INSTRUCTION →
Scan the lines below for "замка"; report the number of lines that contain it, and only that.

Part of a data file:
>> BEGIN
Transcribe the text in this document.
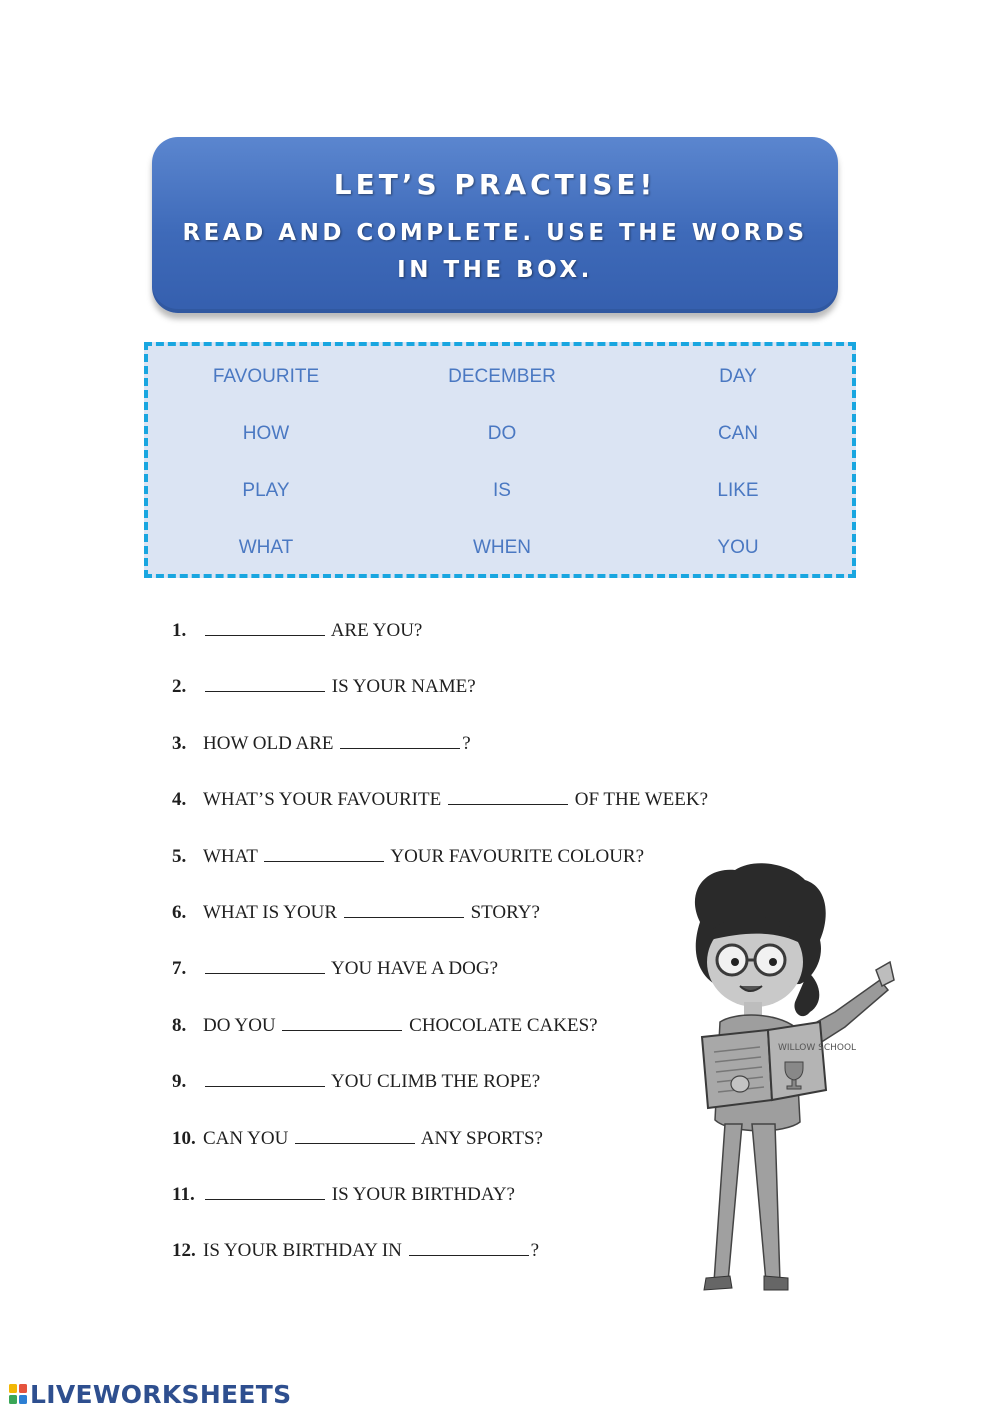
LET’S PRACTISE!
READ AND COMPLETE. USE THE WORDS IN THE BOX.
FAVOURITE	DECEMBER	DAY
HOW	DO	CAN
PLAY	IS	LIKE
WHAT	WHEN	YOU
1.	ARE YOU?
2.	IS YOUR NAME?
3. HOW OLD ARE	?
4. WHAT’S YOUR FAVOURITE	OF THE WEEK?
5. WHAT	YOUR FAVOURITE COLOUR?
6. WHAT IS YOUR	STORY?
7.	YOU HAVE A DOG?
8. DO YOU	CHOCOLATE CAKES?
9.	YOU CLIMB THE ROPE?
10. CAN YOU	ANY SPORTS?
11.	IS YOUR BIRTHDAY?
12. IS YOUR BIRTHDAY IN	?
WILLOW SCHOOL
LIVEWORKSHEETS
>> END
>> BEGIN
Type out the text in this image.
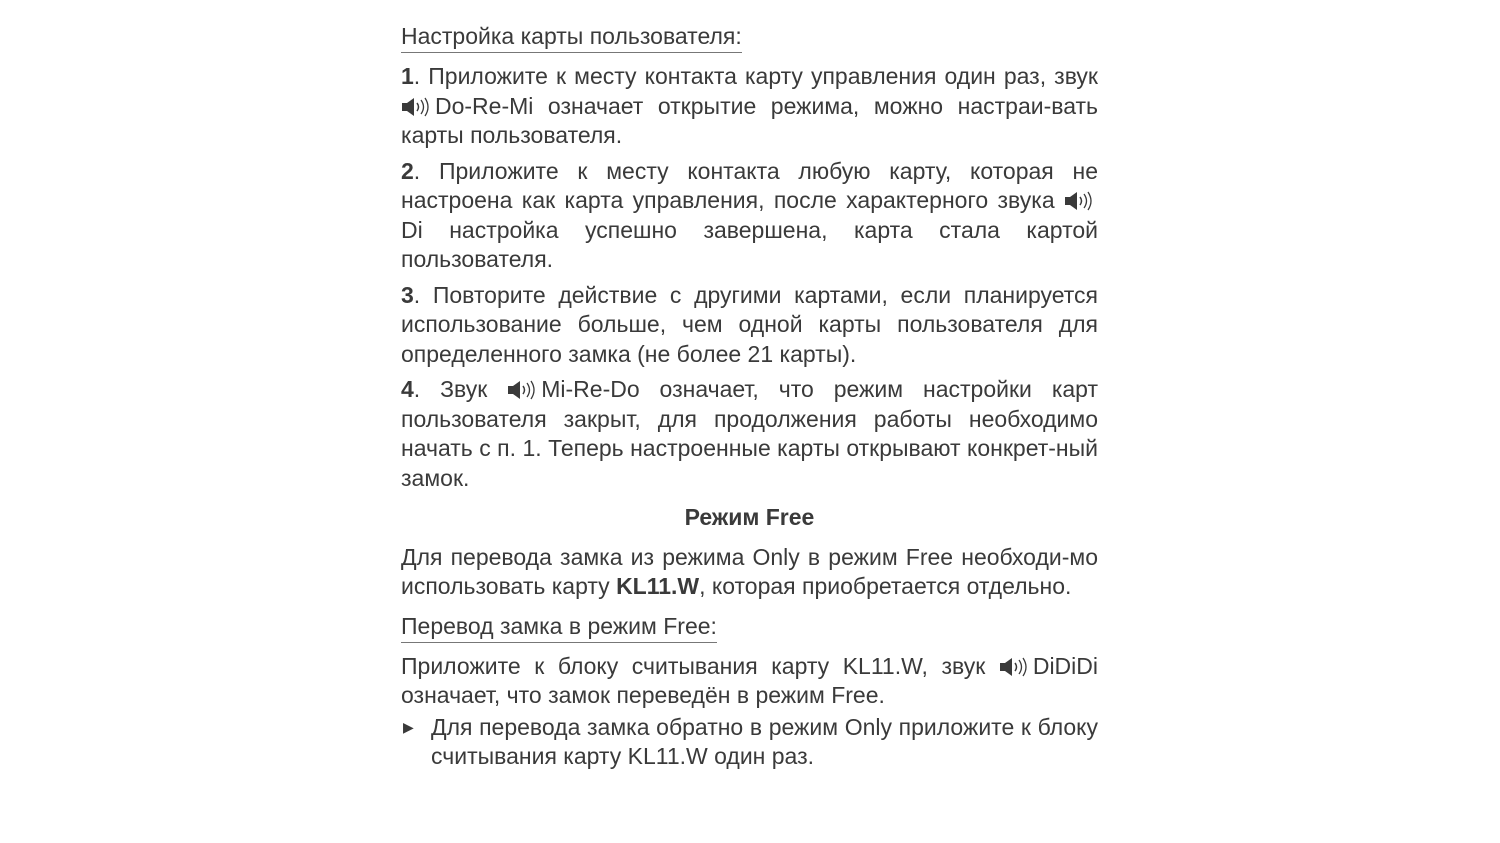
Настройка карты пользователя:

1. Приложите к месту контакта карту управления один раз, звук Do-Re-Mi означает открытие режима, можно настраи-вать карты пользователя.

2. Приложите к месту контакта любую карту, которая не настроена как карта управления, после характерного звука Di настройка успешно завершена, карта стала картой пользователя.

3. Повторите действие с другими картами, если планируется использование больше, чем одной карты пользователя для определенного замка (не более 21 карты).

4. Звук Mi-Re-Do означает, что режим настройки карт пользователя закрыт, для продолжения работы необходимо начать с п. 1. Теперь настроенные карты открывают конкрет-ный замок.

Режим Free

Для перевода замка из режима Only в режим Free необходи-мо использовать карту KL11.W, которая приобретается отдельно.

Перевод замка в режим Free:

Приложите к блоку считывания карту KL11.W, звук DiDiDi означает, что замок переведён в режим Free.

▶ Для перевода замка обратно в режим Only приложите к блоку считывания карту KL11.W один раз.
>> END
RESULT OF THE EXERCISE →
4